● Problem description
Copy out the rows below verbatim, starting with the first row and ending with the row that contains "ORDER T… xyxy=(830,864,1279,880)", including that row.

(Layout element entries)
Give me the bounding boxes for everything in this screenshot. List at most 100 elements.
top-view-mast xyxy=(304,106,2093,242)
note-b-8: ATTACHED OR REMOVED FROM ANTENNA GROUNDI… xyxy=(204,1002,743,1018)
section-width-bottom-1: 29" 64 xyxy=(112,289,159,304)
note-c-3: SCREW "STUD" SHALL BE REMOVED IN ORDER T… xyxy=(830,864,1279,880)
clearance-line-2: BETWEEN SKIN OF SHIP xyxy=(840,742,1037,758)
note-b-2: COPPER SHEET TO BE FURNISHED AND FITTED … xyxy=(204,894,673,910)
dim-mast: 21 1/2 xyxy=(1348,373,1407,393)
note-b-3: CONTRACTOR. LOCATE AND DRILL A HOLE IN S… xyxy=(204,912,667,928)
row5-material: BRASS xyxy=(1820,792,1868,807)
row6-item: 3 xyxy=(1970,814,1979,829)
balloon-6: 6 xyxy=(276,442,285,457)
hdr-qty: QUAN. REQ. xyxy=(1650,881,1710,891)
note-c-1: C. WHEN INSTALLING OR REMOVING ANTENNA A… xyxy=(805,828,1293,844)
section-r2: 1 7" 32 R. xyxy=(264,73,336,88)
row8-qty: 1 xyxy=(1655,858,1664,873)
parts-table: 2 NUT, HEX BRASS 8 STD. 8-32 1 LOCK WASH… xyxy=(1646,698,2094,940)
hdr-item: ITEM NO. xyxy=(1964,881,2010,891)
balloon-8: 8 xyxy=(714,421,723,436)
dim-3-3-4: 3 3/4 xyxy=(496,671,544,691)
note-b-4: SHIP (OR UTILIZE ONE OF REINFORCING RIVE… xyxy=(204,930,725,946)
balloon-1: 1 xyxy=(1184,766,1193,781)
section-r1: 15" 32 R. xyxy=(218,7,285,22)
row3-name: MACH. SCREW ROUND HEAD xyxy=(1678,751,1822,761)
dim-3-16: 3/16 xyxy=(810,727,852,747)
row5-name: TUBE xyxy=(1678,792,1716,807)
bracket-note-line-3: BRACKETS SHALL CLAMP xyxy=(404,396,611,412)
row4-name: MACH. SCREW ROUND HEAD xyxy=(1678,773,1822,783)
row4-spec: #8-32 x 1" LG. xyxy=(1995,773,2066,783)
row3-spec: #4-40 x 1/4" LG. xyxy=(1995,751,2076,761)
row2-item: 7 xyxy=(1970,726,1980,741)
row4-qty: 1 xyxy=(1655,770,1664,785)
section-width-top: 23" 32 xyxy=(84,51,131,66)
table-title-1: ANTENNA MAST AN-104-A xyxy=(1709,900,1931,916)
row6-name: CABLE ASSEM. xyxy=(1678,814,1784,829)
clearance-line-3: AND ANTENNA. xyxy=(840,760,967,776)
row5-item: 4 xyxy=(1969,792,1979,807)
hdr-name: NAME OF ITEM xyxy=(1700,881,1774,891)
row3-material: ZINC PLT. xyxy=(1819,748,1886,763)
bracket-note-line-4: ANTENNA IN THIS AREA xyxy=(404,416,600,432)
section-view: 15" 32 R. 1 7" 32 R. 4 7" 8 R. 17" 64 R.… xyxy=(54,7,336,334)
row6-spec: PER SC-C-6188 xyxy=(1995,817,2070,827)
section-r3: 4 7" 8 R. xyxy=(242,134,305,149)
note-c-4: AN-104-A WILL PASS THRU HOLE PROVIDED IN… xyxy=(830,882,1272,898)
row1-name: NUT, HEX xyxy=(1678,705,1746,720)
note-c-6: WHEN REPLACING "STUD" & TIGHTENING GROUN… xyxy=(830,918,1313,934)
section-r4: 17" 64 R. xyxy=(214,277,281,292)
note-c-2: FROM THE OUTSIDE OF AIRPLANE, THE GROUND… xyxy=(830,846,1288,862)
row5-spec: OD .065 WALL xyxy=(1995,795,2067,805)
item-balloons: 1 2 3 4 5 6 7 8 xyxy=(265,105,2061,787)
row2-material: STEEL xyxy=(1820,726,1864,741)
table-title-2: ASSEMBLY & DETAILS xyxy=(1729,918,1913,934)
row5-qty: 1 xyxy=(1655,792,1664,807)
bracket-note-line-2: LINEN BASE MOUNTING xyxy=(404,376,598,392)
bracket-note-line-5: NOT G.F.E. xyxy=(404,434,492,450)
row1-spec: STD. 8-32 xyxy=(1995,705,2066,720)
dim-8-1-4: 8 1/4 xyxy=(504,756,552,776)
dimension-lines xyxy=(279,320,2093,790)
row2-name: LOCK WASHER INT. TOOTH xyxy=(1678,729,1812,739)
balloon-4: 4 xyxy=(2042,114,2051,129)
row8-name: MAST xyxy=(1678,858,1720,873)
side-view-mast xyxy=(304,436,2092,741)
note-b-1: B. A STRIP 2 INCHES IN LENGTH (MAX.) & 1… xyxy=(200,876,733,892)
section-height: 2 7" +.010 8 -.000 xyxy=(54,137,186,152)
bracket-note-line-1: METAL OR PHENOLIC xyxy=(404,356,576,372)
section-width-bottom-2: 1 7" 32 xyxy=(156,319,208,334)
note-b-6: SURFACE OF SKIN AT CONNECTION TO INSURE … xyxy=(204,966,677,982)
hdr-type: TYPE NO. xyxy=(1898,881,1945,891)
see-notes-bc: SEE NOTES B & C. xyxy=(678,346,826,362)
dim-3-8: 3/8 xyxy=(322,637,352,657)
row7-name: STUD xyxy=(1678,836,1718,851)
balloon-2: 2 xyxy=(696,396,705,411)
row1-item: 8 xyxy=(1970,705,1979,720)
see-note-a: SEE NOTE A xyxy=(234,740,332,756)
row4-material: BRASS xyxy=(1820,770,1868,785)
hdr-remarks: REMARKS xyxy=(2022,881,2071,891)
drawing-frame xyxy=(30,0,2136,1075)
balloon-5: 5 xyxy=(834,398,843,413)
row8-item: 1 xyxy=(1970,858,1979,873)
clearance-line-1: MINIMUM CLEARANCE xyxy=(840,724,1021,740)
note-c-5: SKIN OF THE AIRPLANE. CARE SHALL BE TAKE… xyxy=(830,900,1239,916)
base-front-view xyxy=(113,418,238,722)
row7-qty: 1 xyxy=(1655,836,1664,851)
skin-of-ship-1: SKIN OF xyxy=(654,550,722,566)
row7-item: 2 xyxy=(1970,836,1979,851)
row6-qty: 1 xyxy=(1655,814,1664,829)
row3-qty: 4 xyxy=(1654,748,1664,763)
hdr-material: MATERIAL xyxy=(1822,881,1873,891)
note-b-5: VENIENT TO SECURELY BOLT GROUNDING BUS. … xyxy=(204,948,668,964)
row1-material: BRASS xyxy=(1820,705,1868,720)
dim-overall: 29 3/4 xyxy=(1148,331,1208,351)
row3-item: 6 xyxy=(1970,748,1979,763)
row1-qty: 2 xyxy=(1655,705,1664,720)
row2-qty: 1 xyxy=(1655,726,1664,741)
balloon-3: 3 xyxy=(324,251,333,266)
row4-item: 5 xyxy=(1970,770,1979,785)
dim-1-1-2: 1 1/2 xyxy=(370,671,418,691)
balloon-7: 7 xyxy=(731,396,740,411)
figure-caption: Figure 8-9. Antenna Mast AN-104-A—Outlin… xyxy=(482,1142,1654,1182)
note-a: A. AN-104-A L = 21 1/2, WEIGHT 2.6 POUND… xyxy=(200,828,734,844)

● Right answer
Give me the bounding boxes for everything in this screenshot. List at most 100 elements.
top-view-mast xyxy=(304,106,2093,242)
note-b-8: ATTACHED OR REMOVED FROM ANTENNA GROUNDI… xyxy=(204,1002,743,1018)
section-width-bottom-1: 29" 64 xyxy=(112,289,159,304)
note-c-3: SCREW "STUD" SHALL BE REMOVED IN ORDER T… xyxy=(830,864,1279,880)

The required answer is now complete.